Records from a collection:
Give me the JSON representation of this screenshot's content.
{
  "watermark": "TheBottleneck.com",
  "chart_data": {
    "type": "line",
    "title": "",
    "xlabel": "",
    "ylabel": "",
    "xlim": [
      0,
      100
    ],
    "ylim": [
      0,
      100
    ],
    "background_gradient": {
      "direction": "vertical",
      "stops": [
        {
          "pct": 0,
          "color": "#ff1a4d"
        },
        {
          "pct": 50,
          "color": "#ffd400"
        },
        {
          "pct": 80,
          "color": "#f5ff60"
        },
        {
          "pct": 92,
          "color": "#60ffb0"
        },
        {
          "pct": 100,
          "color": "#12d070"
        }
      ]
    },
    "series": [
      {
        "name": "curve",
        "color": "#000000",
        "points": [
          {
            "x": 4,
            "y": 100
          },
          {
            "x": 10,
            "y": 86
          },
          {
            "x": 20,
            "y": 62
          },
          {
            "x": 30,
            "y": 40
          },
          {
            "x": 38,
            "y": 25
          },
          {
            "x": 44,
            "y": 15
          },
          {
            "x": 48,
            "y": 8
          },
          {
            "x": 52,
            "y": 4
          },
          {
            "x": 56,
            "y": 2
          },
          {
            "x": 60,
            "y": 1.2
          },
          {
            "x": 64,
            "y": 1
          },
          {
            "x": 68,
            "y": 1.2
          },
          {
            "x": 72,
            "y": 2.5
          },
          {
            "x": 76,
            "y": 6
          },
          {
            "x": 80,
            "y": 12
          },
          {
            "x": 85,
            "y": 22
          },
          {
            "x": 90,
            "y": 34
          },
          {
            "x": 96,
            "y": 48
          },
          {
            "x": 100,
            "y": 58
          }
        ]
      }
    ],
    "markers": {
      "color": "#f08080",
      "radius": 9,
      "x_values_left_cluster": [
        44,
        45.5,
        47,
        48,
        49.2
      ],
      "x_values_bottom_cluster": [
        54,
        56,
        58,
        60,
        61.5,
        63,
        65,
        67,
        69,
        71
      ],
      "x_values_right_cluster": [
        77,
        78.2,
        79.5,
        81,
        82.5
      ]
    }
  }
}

● Description of the task
Show every line of the records above that contains the word "color".

● Exercise result
          "color": "#ff1a4d"
          "color": "#ffd400"
          "color": "#f5ff60"
          "color": "#60ffb0"
          "color": "#12d070"
        "color": "#000000",
      "color": "#f08080",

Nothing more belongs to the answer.